## Data supplied

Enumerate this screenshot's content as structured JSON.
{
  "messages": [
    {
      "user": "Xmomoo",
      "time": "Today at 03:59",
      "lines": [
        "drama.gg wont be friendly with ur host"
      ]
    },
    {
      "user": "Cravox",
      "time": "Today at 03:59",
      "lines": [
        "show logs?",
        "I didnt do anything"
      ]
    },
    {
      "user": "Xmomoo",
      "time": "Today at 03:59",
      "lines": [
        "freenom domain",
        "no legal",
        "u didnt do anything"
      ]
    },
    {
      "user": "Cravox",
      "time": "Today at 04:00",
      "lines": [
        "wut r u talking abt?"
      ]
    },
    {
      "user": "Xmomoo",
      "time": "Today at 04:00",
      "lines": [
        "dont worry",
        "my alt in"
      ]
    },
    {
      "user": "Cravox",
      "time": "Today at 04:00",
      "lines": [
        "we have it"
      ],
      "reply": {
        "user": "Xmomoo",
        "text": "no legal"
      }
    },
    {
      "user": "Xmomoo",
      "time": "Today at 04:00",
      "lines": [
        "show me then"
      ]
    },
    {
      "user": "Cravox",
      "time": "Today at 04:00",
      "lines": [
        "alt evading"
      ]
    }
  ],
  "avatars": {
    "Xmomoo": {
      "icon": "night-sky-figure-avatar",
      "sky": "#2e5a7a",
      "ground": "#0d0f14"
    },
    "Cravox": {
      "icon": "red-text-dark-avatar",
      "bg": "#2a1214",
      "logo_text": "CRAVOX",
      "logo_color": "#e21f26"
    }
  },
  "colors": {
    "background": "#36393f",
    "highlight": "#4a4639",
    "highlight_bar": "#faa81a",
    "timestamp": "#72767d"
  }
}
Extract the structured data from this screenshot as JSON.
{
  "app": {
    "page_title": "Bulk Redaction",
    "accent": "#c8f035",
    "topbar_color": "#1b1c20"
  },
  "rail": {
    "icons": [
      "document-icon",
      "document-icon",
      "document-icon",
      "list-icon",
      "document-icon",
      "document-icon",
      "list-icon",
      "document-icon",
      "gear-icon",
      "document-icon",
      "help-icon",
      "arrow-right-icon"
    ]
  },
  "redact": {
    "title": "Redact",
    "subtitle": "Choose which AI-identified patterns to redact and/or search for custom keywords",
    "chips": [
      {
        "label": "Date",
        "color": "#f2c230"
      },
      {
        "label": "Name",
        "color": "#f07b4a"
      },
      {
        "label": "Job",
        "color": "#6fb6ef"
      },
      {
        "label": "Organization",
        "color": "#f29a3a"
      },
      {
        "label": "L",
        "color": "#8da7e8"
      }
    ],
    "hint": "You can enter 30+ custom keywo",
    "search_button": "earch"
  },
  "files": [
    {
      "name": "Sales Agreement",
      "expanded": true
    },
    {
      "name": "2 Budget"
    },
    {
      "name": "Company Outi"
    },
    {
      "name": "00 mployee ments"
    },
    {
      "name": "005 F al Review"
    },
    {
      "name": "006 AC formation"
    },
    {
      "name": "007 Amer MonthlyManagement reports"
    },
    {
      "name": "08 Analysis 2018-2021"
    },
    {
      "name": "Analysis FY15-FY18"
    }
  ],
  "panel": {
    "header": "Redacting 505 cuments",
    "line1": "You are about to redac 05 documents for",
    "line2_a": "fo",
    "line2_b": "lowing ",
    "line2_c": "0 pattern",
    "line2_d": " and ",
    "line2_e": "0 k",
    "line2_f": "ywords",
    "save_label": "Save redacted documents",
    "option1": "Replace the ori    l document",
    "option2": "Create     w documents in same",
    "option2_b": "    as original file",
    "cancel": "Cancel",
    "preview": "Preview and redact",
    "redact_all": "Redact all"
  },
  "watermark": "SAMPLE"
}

## Exercise brief
Return all the data above once more, precisely as given.

## Expected output
Enumerate this screenshot's content as structured JSON.
{
  "messages": [
    {
      "user": "Xmomoo",
      "time": "Today at 03:59",
      "lines": [
        "drama.gg wont be friendly with ur host"
      ]
    },
    {
      "user": "Cravox",
      "time": "Today at 03:59",
      "lines": [
        "show logs?",
        "I didnt do anything"
      ]
    },
    {
      "user": "Xmomoo",
      "time": "Today at 03:59",
      "lines": [
        "freenom domain",
        "no legal",
        "u didnt do anything"
      ]
    },
    {
      "user": "Cravox",
      "time": "Today at 04:00",
      "lines": [
        "wut r u talking abt?"
      ]
    },
    {
      "user": "Xmomoo",
      "time": "Today at 04:00",
      "lines": [
        "dont worry",
        "my alt in"
      ]
    },
    {
      "user": "Cravox",
      "time": "Today at 04:00",
      "lines": [
        "we have it"
      ],
      "reply": {
        "user": "Xmomoo",
        "text": "no legal"
      }
    },
    {
      "user": "Xmomoo",
      "time": "Today at 04:00",
      "lines": [
        "show me then"
      ]
    },
    {
      "user": "Cravox",
      "time": "Today at 04:00",
      "lines": [
        "alt evading"
      ]
    }
  ],
  "avatars": {
    "Xmomoo": {
      "icon": "night-sky-figure-avatar",
      "sky": "#2e5a7a",
      "ground": "#0d0f14"
    },
    "Cravox": {
      "icon": "red-text-dark-avatar",
      "bg": "#2a1214",
      "logo_text": "CRAVOX",
      "logo_color": "#e21f26"
    }
  },
  "colors": {
    "background": "#36393f",
    "highlight": "#4a4639",
    "highlight_bar": "#faa81a",
    "timestamp": "#72767d"
  }
}
Extract the structured data from this screenshot as JSON.
{
  "app": {
    "page_title": "Bulk Redaction",
    "accent": "#c8f035",
    "topbar_color": "#1b1c20"
  },
  "rail": {
    "icons": [
      "document-icon",
      "document-icon",
      "document-icon",
      "list-icon",
      "document-icon",
      "document-icon",
      "list-icon",
      "document-icon",
      "gear-icon",
      "document-icon",
      "help-icon",
      "arrow-right-icon"
    ]
  },
  "redact": {
    "title": "Redact",
    "subtitle": "Choose which AI-identified patterns to redact and/or search for custom keywords",
    "chips": [
      {
        "label": "Date",
        "color": "#f2c230"
      },
      {
        "label": "Name",
        "color": "#f07b4a"
      },
      {
        "label": "Job",
        "color": "#6fb6ef"
      },
      {
        "label": "Organization",
        "color": "#f29a3a"
      },
      {
        "label": "L",
        "color": "#8da7e8"
      }
    ],
    "hint": "You can enter 30+ custom keywo",
    "search_button": "earch"
  },
  "files": [
    {
      "name": "Sales Agreement",
      "expanded": true
    },
    {
      "name": "2 Budget"
    },
    {
      "name": "Company Outi"
    },
    {
      "name": "00 mployee ments"
    },
    {
      "name": "005 F al Review"
    },
    {
      "name": "006 AC formation"
    },
    {
      "name": "007 Amer MonthlyManagement reports"
    },
    {
      "name": "08 Analysis 2018-2021"
    },
    {
      "name": "Analysis FY15-FY18"
    }
  ],
  "panel": {
    "header": "Redacting 505 cuments",
    "line1": "You are about to redac 05 documents for",
    "line2_a": "fo",
    "line2_b": "lowing ",
    "line2_c": "0 pattern",
    "line2_d": " and ",
    "line2_e": "0 k",
    "line2_f": "ywords",
    "save_label": "Save redacted documents",
    "option1": "Replace the ori    l document",
    "option2": "Create     w documents in same",
    "option2_b": "    as original file",
    "cancel": "Cancel",
    "preview": "Preview and redact",
    "redact_all": "Redact all"
  },
  "watermark": "SAMPLE"
}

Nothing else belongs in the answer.